■ Rows from a dataset:
┄┄┄┄┄┄

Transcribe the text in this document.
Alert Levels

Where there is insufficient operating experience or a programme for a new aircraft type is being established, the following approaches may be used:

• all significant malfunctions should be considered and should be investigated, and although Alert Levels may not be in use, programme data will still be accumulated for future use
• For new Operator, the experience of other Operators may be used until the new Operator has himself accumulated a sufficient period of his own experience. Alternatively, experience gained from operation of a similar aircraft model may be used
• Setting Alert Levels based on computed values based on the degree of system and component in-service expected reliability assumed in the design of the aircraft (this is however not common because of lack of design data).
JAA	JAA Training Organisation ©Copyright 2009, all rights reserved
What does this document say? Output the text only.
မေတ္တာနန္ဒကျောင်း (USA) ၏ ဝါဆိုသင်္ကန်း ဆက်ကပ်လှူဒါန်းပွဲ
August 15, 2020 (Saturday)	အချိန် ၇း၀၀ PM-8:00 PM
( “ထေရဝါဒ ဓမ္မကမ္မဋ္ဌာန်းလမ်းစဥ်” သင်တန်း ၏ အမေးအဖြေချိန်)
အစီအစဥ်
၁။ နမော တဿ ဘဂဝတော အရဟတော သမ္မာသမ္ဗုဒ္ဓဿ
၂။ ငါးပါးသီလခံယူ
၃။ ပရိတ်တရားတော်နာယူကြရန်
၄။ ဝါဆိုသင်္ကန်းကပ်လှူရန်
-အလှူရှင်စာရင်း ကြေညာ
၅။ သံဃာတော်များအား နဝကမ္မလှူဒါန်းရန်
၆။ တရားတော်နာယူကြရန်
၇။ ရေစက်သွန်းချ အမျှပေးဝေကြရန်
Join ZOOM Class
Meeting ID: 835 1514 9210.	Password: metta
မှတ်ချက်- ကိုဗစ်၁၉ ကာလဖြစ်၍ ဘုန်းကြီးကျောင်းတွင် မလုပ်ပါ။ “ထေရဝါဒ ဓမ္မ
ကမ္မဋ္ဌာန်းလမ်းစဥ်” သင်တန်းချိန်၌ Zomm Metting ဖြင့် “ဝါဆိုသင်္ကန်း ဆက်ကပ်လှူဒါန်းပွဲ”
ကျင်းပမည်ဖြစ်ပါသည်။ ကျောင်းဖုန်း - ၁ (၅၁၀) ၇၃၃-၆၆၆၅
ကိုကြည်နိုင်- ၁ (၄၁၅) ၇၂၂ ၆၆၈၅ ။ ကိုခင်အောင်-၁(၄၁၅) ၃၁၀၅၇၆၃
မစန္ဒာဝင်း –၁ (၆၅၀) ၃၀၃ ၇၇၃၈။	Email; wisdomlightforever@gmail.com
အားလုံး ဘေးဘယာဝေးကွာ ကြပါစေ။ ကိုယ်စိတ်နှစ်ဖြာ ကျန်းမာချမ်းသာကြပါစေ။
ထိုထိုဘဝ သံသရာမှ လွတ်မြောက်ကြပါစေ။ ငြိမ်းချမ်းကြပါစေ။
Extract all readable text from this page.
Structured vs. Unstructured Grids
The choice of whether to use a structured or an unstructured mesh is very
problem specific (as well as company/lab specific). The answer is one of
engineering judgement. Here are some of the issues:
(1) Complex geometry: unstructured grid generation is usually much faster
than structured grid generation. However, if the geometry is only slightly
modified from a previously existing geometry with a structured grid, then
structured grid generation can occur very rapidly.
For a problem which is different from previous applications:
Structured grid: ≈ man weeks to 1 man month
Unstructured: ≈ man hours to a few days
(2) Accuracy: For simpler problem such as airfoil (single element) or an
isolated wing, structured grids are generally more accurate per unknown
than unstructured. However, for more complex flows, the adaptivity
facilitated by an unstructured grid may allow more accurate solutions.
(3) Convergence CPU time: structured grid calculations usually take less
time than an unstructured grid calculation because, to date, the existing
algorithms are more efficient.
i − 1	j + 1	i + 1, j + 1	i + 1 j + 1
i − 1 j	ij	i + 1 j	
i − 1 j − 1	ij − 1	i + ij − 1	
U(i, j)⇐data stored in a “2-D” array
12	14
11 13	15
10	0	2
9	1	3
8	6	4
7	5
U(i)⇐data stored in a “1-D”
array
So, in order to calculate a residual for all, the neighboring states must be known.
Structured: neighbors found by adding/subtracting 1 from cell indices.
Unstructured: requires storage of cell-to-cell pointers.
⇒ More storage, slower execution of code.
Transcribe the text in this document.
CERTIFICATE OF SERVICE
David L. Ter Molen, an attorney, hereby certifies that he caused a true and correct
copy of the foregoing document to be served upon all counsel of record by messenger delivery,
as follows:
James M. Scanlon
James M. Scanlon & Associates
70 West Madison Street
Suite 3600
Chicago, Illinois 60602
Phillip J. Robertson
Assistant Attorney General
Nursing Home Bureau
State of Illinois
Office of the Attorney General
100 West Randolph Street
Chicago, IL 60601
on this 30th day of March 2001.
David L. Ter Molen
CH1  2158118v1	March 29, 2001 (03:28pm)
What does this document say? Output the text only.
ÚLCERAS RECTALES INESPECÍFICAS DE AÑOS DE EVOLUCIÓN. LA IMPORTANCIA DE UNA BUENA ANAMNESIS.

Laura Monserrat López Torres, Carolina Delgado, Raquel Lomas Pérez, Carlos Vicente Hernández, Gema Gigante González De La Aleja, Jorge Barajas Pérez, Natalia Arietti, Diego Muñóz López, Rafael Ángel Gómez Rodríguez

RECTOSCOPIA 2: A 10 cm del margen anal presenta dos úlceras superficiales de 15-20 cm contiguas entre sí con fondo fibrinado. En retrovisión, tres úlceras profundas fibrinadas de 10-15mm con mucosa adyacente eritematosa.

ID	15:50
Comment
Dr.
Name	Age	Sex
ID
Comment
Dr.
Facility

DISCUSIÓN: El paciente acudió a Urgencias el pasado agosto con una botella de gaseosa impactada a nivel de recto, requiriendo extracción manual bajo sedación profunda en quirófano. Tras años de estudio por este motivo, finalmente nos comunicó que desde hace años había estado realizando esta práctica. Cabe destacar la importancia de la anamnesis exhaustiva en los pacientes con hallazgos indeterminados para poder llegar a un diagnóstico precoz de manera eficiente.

┄┄┄┄┄┄

■ Written instruction: Using the material above, print every entry exactly as written.

■ Full solution:
Transcribe the text in this document.
Alert Levels

Where there is insufficient operating experience or a programme for a new aircraft type is being established, the following approaches may be used:

• all significant malfunctions should be considered and should be investigated, and although Alert Levels may not be in use, programme data will still be accumulated for future use
• For new Operator, the experience of other Operators may be used until the new Operator has himself accumulated a sufficient period of his own experience. Alternatively, experience gained from operation of a similar aircraft model may be used
• Setting Alert Levels based on computed values based on the degree of system and component in-service expected reliability assumed in the design of the aircraft (this is however not common because of lack of design data).
JAA	JAA Training Organisation ©Copyright 2009, all rights reserved
What does this document say? Output the text only.
မေတ္တာနန္ဒကျောင်း (USA) ၏ ဝါဆိုသင်္ကန်း ဆက်ကပ်လှူဒါန်းပွဲ
August 15, 2020 (Saturday)	အချိန် ၇း၀၀ PM-8:00 PM
( “ထေရဝါဒ ဓမ္မကမ္မဋ္ဌာန်းလမ်းစဥ်” သင်တန်း ၏ အမေးအဖြေချိန်)
အစီအစဥ်
၁။ နမော တဿ ဘဂဝတော အရဟတော သမ္မာသမ္ဗုဒ္ဓဿ
၂။ ငါးပါးသီလခံယူ
၃။ ပရိတ်တရားတော်နာယူကြရန်
၄။ ဝါဆိုသင်္ကန်းကပ်လှူရန်
-အလှူရှင်စာရင်း ကြေညာ
၅။ သံဃာတော်များအား နဝကမ္မလှူဒါန်းရန်
၆။ တရားတော်နာယူကြရန်
၇။ ရေစက်သွန်းချ အမျှပေးဝေကြရန်
Join ZOOM Class
Meeting ID: 835 1514 9210.	Password: metta
မှတ်ချက်- ကိုဗစ်၁၉ ကာလဖြစ်၍ ဘုန်းကြီးကျောင်းတွင် မလုပ်ပါ။ “ထေရဝါဒ ဓမ္မ
ကမ္မဋ္ဌာန်းလမ်းစဥ်” သင်တန်းချိန်၌ Zomm Metting ဖြင့် “ဝါဆိုသင်္ကန်း ဆက်ကပ်လှူဒါန်းပွဲ”
ကျင်းပမည်ဖြစ်ပါသည်။ ကျောင်းဖုန်း - ၁ (၅၁၀) ၇၃၃-၆၆၆၅
ကိုကြည်နိုင်- ၁ (၄၁၅) ၇၂၂ ၆၆၈၅ ။ ကိုခင်အောင်-၁(၄၁၅) ၃၁၀၅၇၆၃
မစန္ဒာဝင်း –၁ (၆၅၀) ၃၀၃ ၇၇၃၈။	Email; wisdomlightforever@gmail.com
အားလုံး ဘေးဘယာဝေးကွာ ကြပါစေ။ ကိုယ်စိတ်နှစ်ဖြာ ကျန်းမာချမ်းသာကြပါစေ။
ထိုထိုဘဝ သံသရာမှ လွတ်မြောက်ကြပါစေ။ ငြိမ်းချမ်းကြပါစေ။
Extract all readable text from this page.
Structured vs. Unstructured Grids
The choice of whether to use a structured or an unstructured mesh is very
problem specific (as well as company/lab specific). The answer is one of
engineering judgement. Here are some of the issues:
(1) Complex geometry: unstructured grid generation is usually much faster
than structured grid generation. However, if the geometry is only slightly
modified from a previously existing geometry with a structured grid, then
structured grid generation can occur very rapidly.
For a problem which is different from previous applications:
Structured grid: ≈ man weeks to 1 man month
Unstructured: ≈ man hours to a few days
(2) Accuracy: For simpler problem such as airfoil (single element) or an
isolated wing, structured grids are generally more accurate per unknown
than unstructured. However, for more complex flows, the adaptivity
facilitated by an unstructured grid may allow more accurate solutions.
(3) Convergence CPU time: structured grid calculations usually take less
time than an unstructured grid calculation because, to date, the existing
algorithms are more efficient.
i − 1	j + 1	i + 1, j + 1	i + 1 j + 1
i − 1 j	ij	i + 1 j	
i − 1 j − 1	ij − 1	i + ij − 1	
U(i, j)⇐data stored in a “2-D” array
12	14
11 13	15
10	0	2
9	1	3
8	6	4
7	5
U(i)⇐data stored in a “1-D”
array
So, in order to calculate a residual for all, the neighboring states must be known.
Structured: neighbors found by adding/subtracting 1 from cell indices.
Unstructured: requires storage of cell-to-cell pointers.
⇒ More storage, slower execution of code.
Transcribe the text in this document.
CERTIFICATE OF SERVICE
David L. Ter Molen, an attorney, hereby certifies that he caused a true and correct
copy of the foregoing document to be served upon all counsel of record by messenger delivery,
as follows:
James M. Scanlon
James M. Scanlon & Associates
70 West Madison Street
Suite 3600
Chicago, Illinois 60602
Phillip J. Robertson
Assistant Attorney General
Nursing Home Bureau
State of Illinois
Office of the Attorney General
100 West Randolph Street
Chicago, IL 60601
on this 30th day of March 2001.
David L. Ter Molen
CH1  2158118v1	March 29, 2001 (03:28pm)
What does this document say? Output the text only.
ÚLCERAS RECTALES INESPECÍFICAS DE AÑOS DE EVOLUCIÓN. LA IMPORTANCIA DE UNA BUENA ANAMNESIS.

Laura Monserrat López Torres, Carolina Delgado, Raquel Lomas Pérez, Carlos Vicente Hernández, Gema Gigante González De La Aleja, Jorge Barajas Pérez, Natalia Arietti, Diego Muñóz López, Rafael Ángel Gómez Rodríguez

RECTOSCOPIA 2: A 10 cm del margen anal presenta dos úlceras superficiales de 15-20 cm contiguas entre sí con fondo fibrinado. En retrovisión, tres úlceras profundas fibrinadas de 10-15mm con mucosa adyacente eritematosa.

ID	15:50
Comment
Dr.
Name	Age	Sex
ID
Comment
Dr.
Facility

DISCUSIÓN: El paciente acudió a Urgencias el pasado agosto con una botella de gaseosa impactada a nivel de recto, requiriendo extracción manual bajo sedación profunda en quirófano. Tras años de estudio por este motivo, finalmente nos comunicó que desde hace años había estado realizando esta práctica. Cabe destacar la importancia de la anamnesis exhaustiva en los pacientes con hallazgos indeterminados para poder llegar a un diagnóstico precoz de manera eficiente.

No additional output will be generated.